Your instructions:
Your task is to transcribe the data in full.

## start Listed entries

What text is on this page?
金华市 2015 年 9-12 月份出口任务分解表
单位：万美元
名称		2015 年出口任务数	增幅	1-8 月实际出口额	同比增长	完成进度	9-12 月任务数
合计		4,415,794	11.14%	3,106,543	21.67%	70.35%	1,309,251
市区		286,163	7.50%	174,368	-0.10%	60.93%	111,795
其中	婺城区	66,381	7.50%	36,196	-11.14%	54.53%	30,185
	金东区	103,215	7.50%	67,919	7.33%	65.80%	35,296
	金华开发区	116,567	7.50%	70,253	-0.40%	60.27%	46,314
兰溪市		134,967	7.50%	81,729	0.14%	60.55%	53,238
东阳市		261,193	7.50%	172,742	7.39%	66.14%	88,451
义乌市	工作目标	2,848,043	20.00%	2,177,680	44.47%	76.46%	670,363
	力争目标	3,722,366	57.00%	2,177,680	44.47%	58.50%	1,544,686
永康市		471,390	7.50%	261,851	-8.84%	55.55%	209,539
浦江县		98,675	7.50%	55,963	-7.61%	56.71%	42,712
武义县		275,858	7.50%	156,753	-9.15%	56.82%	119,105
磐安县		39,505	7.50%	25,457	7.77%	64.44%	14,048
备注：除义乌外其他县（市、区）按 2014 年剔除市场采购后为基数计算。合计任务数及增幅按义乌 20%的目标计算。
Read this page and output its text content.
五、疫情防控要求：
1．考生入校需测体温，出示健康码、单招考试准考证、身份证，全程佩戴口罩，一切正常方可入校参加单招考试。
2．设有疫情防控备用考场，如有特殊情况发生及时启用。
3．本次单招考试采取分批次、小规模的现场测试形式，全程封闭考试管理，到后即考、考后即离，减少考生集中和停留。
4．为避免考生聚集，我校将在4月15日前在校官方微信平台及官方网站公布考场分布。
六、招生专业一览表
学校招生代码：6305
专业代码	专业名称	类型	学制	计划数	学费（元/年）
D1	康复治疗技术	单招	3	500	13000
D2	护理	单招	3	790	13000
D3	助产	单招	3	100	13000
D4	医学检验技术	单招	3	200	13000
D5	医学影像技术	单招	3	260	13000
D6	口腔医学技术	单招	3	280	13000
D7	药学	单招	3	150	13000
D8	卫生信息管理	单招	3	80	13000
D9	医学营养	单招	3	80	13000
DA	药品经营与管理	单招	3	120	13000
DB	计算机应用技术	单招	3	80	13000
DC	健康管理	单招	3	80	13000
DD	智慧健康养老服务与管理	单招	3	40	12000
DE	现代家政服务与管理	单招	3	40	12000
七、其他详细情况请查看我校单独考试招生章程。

## end Listed entries

Answer below:
What text is on this page?
金华市 2015 年 9-12 月份出口任务分解表
单位：万美元
名称		2015 年出口任务数	增幅	1-8 月实际出口额	同比增长	完成进度	9-12 月任务数
合计		4,415,794	11.14%	3,106,543	21.67%	70.35%	1,309,251
市区		286,163	7.50%	174,368	-0.10%	60.93%	111,795
其中	婺城区	66,381	7.50%	36,196	-11.14%	54.53%	30,185
	金东区	103,215	7.50%	67,919	7.33%	65.80%	35,296
	金华开发区	116,567	7.50%	70,253	-0.40%	60.27%	46,314
兰溪市		134,967	7.50%	81,729	0.14%	60.55%	53,238
东阳市		261,193	7.50%	172,742	7.39%	66.14%	88,451
义乌市	工作目标	2,848,043	20.00%	2,177,680	44.47%	76.46%	670,363
	力争目标	3,722,366	57.00%	2,177,680	44.47%	58.50%	1,544,686
永康市		471,390	7.50%	261,851	-8.84%	55.55%	209,539
浦江县		98,675	7.50%	55,963	-7.61%	56.71%	42,712
武义县		275,858	7.50%	156,753	-9.15%	56.82%	119,105
磐安县		39,505	7.50%	25,457	7.77%	64.44%	14,048
备注：除义乌外其他县（市、区）按 2014 年剔除市场采购后为基数计算。合计任务数及增幅按义乌 20%的目标计算。
Read this page and output its text content.
五、疫情防控要求：
1．考生入校需测体温，出示健康码、单招考试准考证、身份证，全程佩戴口罩，一切正常方可入校参加单招考试。
2．设有疫情防控备用考场，如有特殊情况发生及时启用。
3．本次单招考试采取分批次、小规模的现场测试形式，全程封闭考试管理，到后即考、考后即离，减少考生集中和停留。
4．为避免考生聚集，我校将在4月15日前在校官方微信平台及官方网站公布考场分布。
六、招生专业一览表
学校招生代码：6305
专业代码	专业名称	类型	学制	计划数	学费（元/年）
D1	康复治疗技术	单招	3	500	13000
D2	护理	单招	3	790	13000
D3	助产	单招	3	100	13000
D4	医学检验技术	单招	3	200	13000
D5	医学影像技术	单招	3	260	13000
D6	口腔医学技术	单招	3	280	13000
D7	药学	单招	3	150	13000
D8	卫生信息管理	单招	3	80	13000
D9	医学营养	单招	3	80	13000
DA	药品经营与管理	单招	3	120	13000
DB	计算机应用技术	单招	3	80	13000
DC	健康管理	单招	3	80	13000
DD	智慧健康养老服务与管理	单招	3	40	12000
DE	现代家政服务与管理	单招	3	40	12000
七、其他详细情况请查看我校单独考试招生章程。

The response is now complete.